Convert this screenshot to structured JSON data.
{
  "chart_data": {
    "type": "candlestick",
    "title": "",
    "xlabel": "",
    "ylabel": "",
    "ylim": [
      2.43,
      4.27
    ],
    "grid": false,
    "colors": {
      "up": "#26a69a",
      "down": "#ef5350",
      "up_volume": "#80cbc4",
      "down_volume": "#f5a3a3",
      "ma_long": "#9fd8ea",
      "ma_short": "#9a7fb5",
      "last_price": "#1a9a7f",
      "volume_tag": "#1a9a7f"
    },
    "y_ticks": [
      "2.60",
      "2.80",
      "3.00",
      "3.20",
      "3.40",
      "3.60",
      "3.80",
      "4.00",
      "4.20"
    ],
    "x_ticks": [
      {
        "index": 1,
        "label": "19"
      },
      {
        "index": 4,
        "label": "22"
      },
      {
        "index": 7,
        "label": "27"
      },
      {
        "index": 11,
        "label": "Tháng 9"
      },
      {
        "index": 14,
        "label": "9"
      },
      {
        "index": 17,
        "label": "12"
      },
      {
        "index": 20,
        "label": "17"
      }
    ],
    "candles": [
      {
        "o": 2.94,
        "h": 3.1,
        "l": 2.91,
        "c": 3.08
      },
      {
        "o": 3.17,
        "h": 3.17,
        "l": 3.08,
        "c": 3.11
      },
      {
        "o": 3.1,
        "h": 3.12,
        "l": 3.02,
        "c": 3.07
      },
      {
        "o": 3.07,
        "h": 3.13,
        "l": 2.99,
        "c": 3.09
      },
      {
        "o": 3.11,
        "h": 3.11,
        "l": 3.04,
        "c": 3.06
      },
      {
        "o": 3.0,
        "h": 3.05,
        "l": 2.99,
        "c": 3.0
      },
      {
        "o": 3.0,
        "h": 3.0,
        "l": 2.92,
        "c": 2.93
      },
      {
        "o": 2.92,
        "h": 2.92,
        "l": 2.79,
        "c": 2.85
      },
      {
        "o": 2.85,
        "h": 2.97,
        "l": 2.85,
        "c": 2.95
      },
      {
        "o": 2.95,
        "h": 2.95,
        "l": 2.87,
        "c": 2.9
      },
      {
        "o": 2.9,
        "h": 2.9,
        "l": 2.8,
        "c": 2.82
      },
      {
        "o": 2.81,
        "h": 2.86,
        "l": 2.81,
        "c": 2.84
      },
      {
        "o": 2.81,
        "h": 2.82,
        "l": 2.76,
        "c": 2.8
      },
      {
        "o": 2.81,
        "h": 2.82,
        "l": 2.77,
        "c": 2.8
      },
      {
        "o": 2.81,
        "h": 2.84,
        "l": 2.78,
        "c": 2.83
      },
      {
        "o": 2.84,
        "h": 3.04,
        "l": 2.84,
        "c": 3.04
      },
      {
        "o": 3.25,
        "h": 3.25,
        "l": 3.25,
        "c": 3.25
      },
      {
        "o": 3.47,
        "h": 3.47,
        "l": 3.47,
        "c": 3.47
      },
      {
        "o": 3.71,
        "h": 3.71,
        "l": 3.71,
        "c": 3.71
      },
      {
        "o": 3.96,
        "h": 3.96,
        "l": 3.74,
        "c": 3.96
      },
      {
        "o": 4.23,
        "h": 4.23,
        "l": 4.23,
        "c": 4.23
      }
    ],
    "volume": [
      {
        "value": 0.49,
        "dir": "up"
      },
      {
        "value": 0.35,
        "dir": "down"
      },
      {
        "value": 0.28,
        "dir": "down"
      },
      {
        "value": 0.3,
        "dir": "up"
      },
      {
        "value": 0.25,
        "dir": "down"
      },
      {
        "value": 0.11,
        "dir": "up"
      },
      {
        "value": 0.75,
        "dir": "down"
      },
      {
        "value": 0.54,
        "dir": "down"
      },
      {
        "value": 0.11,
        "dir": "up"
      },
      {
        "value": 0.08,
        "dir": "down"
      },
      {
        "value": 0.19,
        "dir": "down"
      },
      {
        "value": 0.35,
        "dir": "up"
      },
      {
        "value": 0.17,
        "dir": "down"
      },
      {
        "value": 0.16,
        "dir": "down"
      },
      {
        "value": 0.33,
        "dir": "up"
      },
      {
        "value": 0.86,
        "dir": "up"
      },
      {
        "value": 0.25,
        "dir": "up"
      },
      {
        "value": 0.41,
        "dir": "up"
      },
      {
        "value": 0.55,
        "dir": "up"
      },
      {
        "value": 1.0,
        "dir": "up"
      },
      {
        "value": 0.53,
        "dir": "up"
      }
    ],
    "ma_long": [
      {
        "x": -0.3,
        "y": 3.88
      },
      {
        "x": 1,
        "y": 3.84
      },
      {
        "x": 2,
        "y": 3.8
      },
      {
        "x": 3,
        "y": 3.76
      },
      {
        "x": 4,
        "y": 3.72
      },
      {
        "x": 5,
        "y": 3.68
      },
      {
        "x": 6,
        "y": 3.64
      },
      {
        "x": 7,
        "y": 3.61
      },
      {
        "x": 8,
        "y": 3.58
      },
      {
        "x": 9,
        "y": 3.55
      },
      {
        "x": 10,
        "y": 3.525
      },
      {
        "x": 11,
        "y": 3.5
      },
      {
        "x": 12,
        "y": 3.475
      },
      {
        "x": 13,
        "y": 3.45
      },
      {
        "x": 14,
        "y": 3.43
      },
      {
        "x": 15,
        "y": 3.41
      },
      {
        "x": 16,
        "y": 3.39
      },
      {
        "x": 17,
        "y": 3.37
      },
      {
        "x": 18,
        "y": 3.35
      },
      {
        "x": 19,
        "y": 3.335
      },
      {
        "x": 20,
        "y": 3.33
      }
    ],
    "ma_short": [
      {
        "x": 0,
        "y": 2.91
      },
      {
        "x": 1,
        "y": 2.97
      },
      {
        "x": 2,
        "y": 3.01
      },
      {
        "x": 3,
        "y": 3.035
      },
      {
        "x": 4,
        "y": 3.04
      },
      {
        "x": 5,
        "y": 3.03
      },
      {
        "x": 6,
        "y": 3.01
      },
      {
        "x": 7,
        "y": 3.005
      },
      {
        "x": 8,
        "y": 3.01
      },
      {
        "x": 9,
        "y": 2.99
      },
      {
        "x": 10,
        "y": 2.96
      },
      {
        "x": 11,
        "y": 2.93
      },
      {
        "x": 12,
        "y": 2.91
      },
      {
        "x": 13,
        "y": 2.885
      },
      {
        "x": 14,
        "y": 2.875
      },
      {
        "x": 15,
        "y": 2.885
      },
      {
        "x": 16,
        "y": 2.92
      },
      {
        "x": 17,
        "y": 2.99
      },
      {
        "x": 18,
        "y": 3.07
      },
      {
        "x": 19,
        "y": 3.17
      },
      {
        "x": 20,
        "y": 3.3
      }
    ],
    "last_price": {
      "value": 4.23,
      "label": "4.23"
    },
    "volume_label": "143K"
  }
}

○ ○ ○ ○

Print the whole listing again, exactly.

**EXERCISE OUTPUT**
Convert this screenshot to structured JSON data.
{
  "chart_data": {
    "type": "candlestick",
    "title": "",
    "xlabel": "",
    "ylabel": "",
    "ylim": [
      2.43,
      4.27
    ],
    "grid": false,
    "colors": {
      "up": "#26a69a",
      "down": "#ef5350",
      "up_volume": "#80cbc4",
      "down_volume": "#f5a3a3",
      "ma_long": "#9fd8ea",
      "ma_short": "#9a7fb5",
      "last_price": "#1a9a7f",
      "volume_tag": "#1a9a7f"
    },
    "y_ticks": [
      "2.60",
      "2.80",
      "3.00",
      "3.20",
      "3.40",
      "3.60",
      "3.80",
      "4.00",
      "4.20"
    ],
    "x_ticks": [
      {
        "index": 1,
        "label": "19"
      },
      {
        "index": 4,
        "label": "22"
      },
      {
        "index": 7,
        "label": "27"
      },
      {
        "index": 11,
        "label": "Tháng 9"
      },
      {
        "index": 14,
        "label": "9"
      },
      {
        "index": 17,
        "label": "12"
      },
      {
        "index": 20,
        "label": "17"
      }
    ],
    "candles": [
      {
        "o": 2.94,
        "h": 3.1,
        "l": 2.91,
        "c": 3.08
      },
      {
        "o": 3.17,
        "h": 3.17,
        "l": 3.08,
        "c": 3.11
      },
      {
        "o": 3.1,
        "h": 3.12,
        "l": 3.02,
        "c": 3.07
      },
      {
        "o": 3.07,
        "h": 3.13,
        "l": 2.99,
        "c": 3.09
      },
      {
        "o": 3.11,
        "h": 3.11,
        "l": 3.04,
        "c": 3.06
      },
      {
        "o": 3.0,
        "h": 3.05,
        "l": 2.99,
        "c": 3.0
      },
      {
        "o": 3.0,
        "h": 3.0,
        "l": 2.92,
        "c": 2.93
      },
      {
        "o": 2.92,
        "h": 2.92,
        "l": 2.79,
        "c": 2.85
      },
      {
        "o": 2.85,
        "h": 2.97,
        "l": 2.85,
        "c": 2.95
      },
      {
        "o": 2.95,
        "h": 2.95,
        "l": 2.87,
        "c": 2.9
      },
      {
        "o": 2.9,
        "h": 2.9,
        "l": 2.8,
        "c": 2.82
      },
      {
        "o": 2.81,
        "h": 2.86,
        "l": 2.81,
        "c": 2.84
      },
      {
        "o": 2.81,
        "h": 2.82,
        "l": 2.76,
        "c": 2.8
      },
      {
        "o": 2.81,
        "h": 2.82,
        "l": 2.77,
        "c": 2.8
      },
      {
        "o": 2.81,
        "h": 2.84,
        "l": 2.78,
        "c": 2.83
      },
      {
        "o": 2.84,
        "h": 3.04,
        "l": 2.84,
        "c": 3.04
      },
      {
        "o": 3.25,
        "h": 3.25,
        "l": 3.25,
        "c": 3.25
      },
      {
        "o": 3.47,
        "h": 3.47,
        "l": 3.47,
        "c": 3.47
      },
      {
        "o": 3.71,
        "h": 3.71,
        "l": 3.71,
        "c": 3.71
      },
      {
        "o": 3.96,
        "h": 3.96,
        "l": 3.74,
        "c": 3.96
      },
      {
        "o": 4.23,
        "h": 4.23,
        "l": 4.23,
        "c": 4.23
      }
    ],
    "volume": [
      {
        "value": 0.49,
        "dir": "up"
      },
      {
        "value": 0.35,
        "dir": "down"
      },
      {
        "value": 0.28,
        "dir": "down"
      },
      {
        "value": 0.3,
        "dir": "up"
      },
      {
        "value": 0.25,
        "dir": "down"
      },
      {
        "value": 0.11,
        "dir": "up"
      },
      {
        "value": 0.75,
        "dir": "down"
      },
      {
        "value": 0.54,
        "dir": "down"
      },
      {
        "value": 0.11,
        "dir": "up"
      },
      {
        "value": 0.08,
        "dir": "down"
      },
      {
        "value": 0.19,
        "dir": "down"
      },
      {
        "value": 0.35,
        "dir": "up"
      },
      {
        "value": 0.17,
        "dir": "down"
      },
      {
        "value": 0.16,
        "dir": "down"
      },
      {
        "value": 0.33,
        "dir": "up"
      },
      {
        "value": 0.86,
        "dir": "up"
      },
      {
        "value": 0.25,
        "dir": "up"
      },
      {
        "value": 0.41,
        "dir": "up"
      },
      {
        "value": 0.55,
        "dir": "up"
      },
      {
        "value": 1.0,
        "dir": "up"
      },
      {
        "value": 0.53,
        "dir": "up"
      }
    ],
    "ma_long": [
      {
        "x": -0.3,
        "y": 3.88
      },
      {
        "x": 1,
        "y": 3.84
      },
      {
        "x": 2,
        "y": 3.8
      },
      {
        "x": 3,
        "y": 3.76
      },
      {
        "x": 4,
        "y": 3.72
      },
      {
        "x": 5,
        "y": 3.68
      },
      {
        "x": 6,
        "y": 3.64
      },
      {
        "x": 7,
        "y": 3.61
      },
      {
        "x": 8,
        "y": 3.58
      },
      {
        "x": 9,
        "y": 3.55
      },
      {
        "x": 10,
        "y": 3.525
      },
      {
        "x": 11,
        "y": 3.5
      },
      {
        "x": 12,
        "y": 3.475
      },
      {
        "x": 13,
        "y": 3.45
      },
      {
        "x": 14,
        "y": 3.43
      },
      {
        "x": 15,
        "y": 3.41
      },
      {
        "x": 16,
        "y": 3.39
      },
      {
        "x": 17,
        "y": 3.37
      },
      {
        "x": 18,
        "y": 3.35
      },
      {
        "x": 19,
        "y": 3.335
      },
      {
        "x": 20,
        "y": 3.33
      }
    ],
    "ma_short": [
      {
        "x": 0,
        "y": 2.91
      },
      {
        "x": 1,
        "y": 2.97
      },
      {
        "x": 2,
        "y": 3.01
      },
      {
        "x": 3,
        "y": 3.035
      },
      {
        "x": 4,
        "y": 3.04
      },
      {
        "x": 5,
        "y": 3.03
      },
      {
        "x": 6,
        "y": 3.01
      },
      {
        "x": 7,
        "y": 3.005
      },
      {
        "x": 8,
        "y": 3.01
      },
      {
        "x": 9,
        "y": 2.99
      },
      {
        "x": 10,
        "y": 2.96
      },
      {
        "x": 11,
        "y": 2.93
      },
      {
        "x": 12,
        "y": 2.91
      },
      {
        "x": 13,
        "y": 2.885
      },
      {
        "x": 14,
        "y": 2.875
      },
      {
        "x": 15,
        "y": 2.885
      },
      {
        "x": 16,
        "y": 2.92
      },
      {
        "x": 17,
        "y": 2.99
      },
      {
        "x": 18,
        "y": 3.07
      },
      {
        "x": 19,
        "y": 3.17
      },
      {
        "x": 20,
        "y": 3.3
      }
    ],
    "last_price": {
      "value": 4.23,
      "label": "4.23"
    },
    "volume_label": "143K"
  }
}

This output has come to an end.